▸ YOUR OBJECTIVE:
Go through the material below and copy each line where the word "title" appears.
--- BEGIN ---
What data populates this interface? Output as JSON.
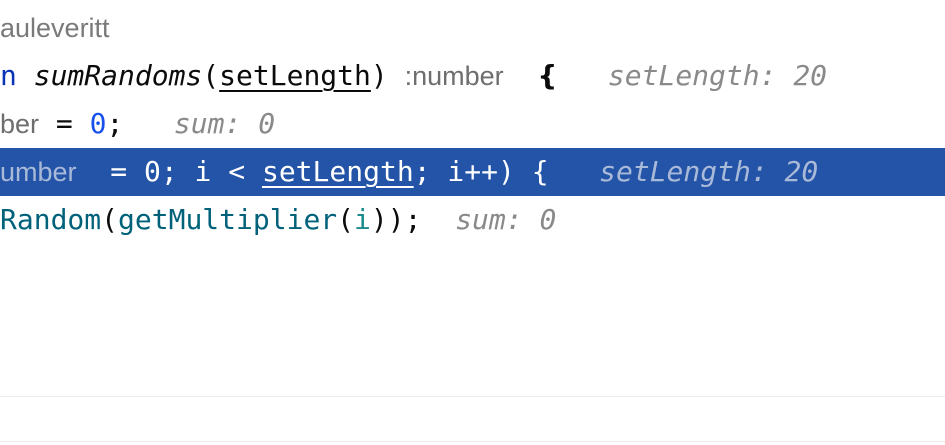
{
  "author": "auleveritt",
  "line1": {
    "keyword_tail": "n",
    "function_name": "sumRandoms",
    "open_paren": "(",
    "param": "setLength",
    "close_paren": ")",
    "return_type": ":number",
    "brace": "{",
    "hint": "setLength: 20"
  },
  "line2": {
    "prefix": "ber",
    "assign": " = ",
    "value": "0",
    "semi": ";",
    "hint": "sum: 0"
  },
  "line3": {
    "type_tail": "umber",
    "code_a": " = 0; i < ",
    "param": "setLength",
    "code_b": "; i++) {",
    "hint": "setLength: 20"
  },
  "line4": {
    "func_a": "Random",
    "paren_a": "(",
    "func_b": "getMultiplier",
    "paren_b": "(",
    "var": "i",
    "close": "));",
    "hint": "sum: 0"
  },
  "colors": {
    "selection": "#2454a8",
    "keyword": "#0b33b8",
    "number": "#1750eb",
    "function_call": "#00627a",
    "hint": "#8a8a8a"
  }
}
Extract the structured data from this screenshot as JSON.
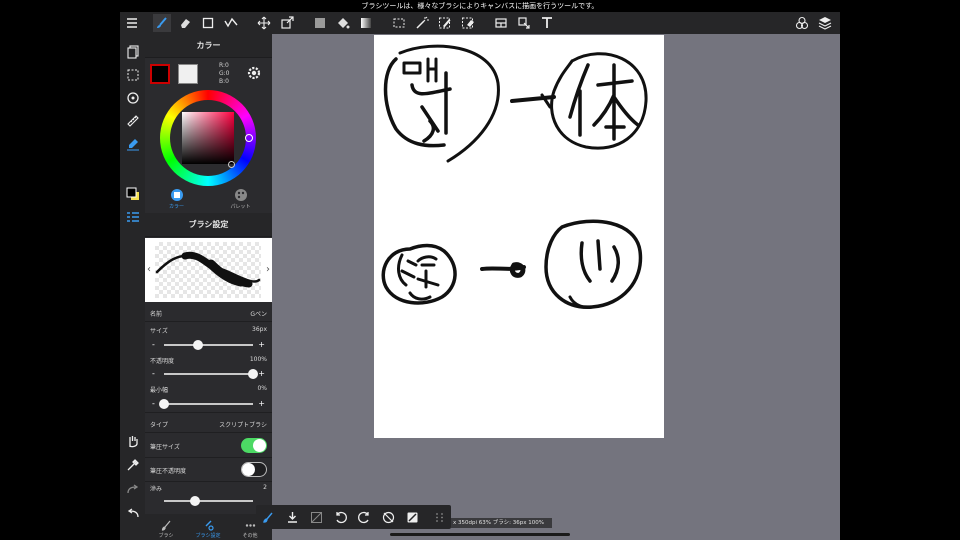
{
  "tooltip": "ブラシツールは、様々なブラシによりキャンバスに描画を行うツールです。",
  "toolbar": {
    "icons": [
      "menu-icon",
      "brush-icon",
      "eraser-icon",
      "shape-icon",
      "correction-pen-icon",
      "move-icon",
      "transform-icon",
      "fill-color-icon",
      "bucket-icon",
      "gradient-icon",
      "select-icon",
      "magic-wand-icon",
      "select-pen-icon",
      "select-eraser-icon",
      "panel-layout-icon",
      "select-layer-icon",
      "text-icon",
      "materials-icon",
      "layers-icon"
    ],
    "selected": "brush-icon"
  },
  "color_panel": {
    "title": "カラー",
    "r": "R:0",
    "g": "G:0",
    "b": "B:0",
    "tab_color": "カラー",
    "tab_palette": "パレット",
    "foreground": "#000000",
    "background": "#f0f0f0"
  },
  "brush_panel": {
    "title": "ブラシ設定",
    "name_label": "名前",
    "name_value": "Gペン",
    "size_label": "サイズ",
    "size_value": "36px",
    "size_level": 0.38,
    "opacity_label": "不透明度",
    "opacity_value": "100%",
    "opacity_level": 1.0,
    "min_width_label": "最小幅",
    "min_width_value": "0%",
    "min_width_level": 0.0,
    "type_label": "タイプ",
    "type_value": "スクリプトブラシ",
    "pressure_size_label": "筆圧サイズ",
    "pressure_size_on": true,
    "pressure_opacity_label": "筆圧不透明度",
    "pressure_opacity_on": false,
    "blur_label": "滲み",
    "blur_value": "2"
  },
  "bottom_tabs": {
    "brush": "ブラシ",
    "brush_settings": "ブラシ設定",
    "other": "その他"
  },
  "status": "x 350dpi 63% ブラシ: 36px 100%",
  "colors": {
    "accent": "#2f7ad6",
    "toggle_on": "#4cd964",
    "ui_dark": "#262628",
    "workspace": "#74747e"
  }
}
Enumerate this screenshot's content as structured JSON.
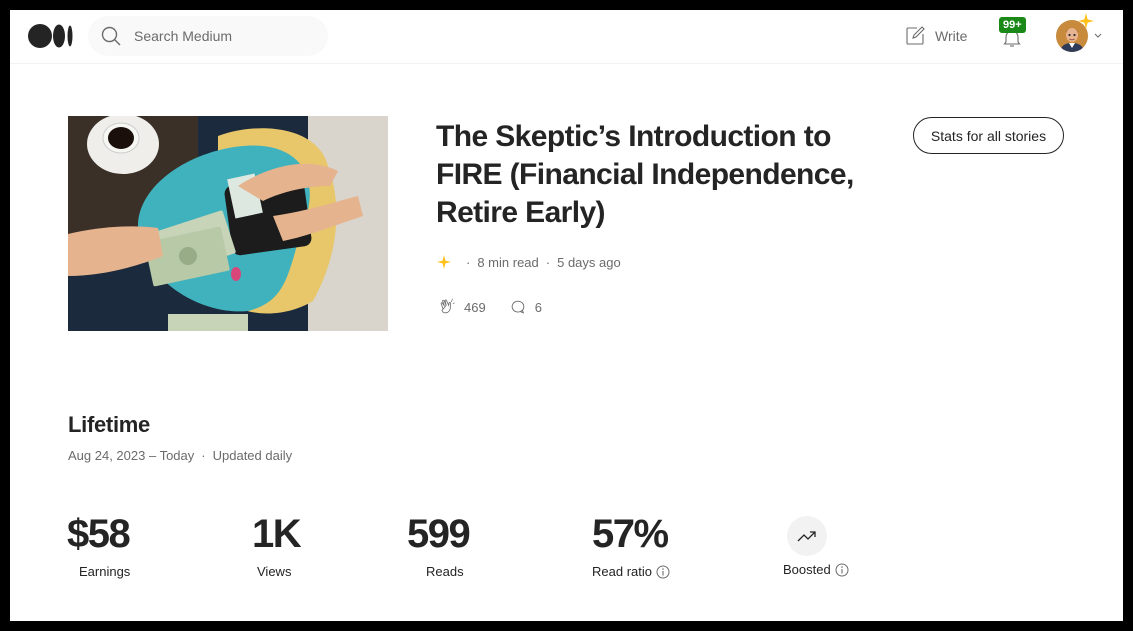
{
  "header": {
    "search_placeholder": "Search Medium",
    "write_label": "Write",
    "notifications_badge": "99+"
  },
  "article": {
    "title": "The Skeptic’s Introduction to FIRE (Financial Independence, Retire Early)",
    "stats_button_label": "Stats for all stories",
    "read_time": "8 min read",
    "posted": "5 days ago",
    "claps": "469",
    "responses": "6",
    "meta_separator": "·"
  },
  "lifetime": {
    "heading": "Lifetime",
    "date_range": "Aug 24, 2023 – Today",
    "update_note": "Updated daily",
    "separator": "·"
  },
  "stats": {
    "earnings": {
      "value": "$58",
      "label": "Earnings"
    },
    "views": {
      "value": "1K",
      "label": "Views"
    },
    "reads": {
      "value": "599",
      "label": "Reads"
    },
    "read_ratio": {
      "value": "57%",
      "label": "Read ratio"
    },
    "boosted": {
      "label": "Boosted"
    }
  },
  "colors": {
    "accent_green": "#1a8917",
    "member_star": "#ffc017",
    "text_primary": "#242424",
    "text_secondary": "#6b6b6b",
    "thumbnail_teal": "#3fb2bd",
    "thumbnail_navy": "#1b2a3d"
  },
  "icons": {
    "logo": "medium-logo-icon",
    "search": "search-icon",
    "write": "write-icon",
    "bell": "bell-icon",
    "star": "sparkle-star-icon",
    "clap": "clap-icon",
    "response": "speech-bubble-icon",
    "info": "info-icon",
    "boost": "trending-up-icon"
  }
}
--- END ---
--- BEGIN ---
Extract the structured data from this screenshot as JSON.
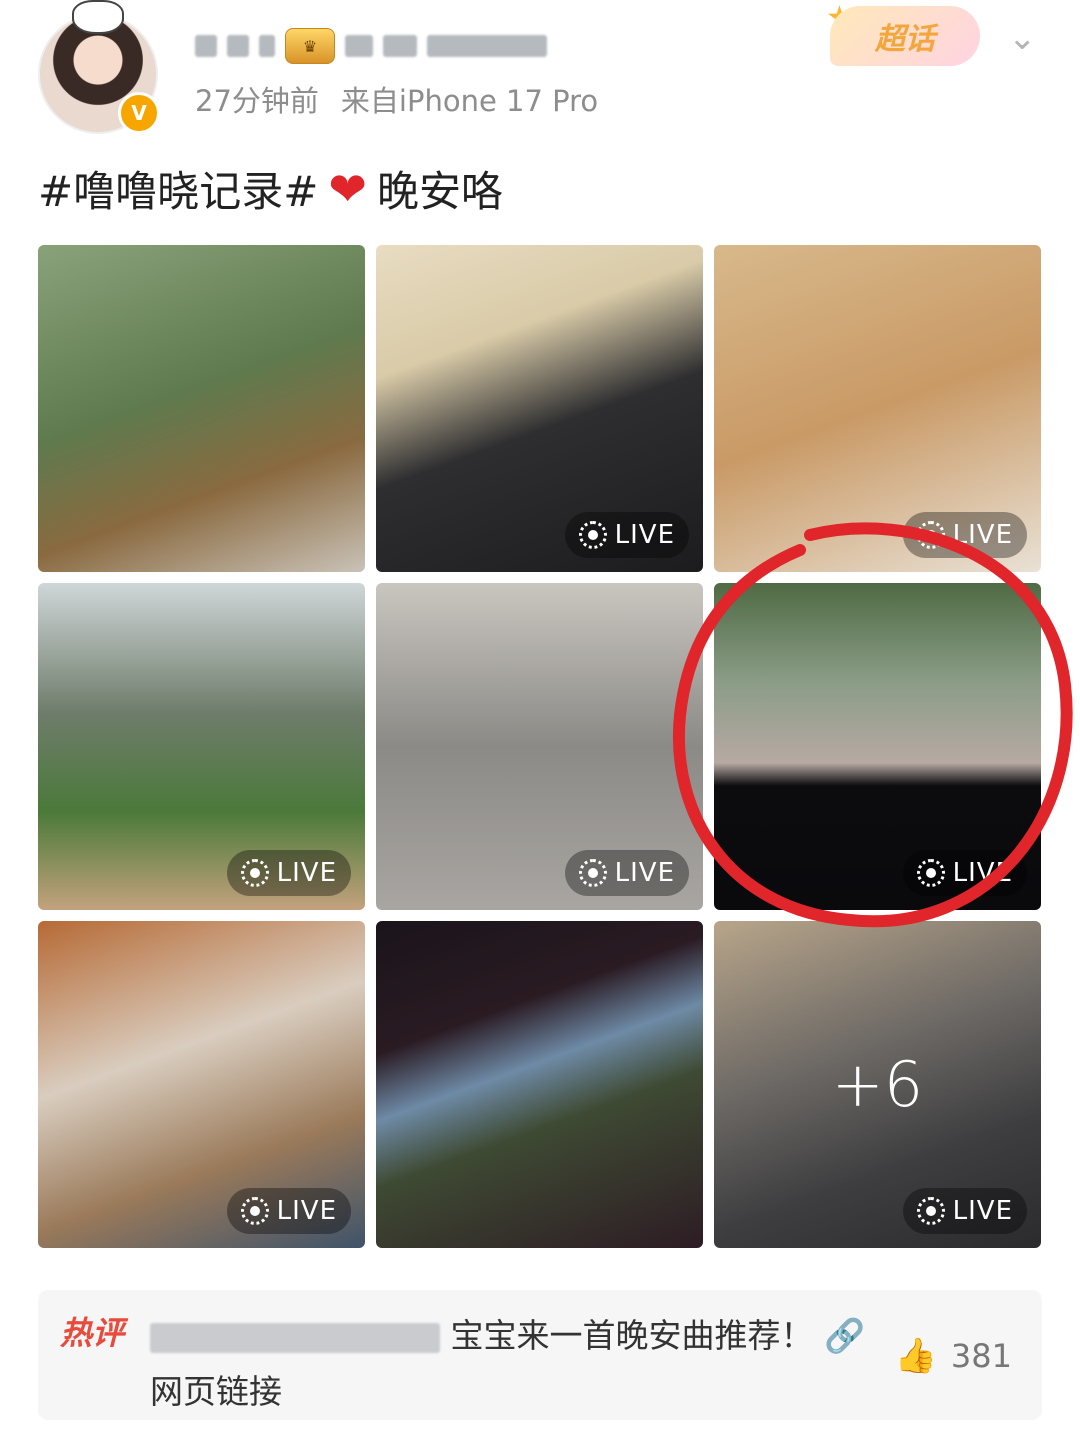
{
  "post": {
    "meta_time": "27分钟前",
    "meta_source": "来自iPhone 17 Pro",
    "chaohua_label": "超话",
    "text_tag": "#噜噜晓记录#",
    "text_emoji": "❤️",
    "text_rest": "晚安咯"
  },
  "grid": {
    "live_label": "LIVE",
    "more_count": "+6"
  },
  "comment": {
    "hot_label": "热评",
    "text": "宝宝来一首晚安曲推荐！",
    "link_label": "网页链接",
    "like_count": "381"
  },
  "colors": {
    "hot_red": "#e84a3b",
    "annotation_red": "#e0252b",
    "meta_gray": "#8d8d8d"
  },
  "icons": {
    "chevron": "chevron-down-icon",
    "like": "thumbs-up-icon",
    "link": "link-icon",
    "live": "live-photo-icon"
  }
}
--- END ---
▸ EXERCISE ANSWER:
    "title": "カラー",
    "title": "ブラシ設定",
    "title": "The Skeptic’s Introduction to FIRE (Financial Independence, Retire Early)",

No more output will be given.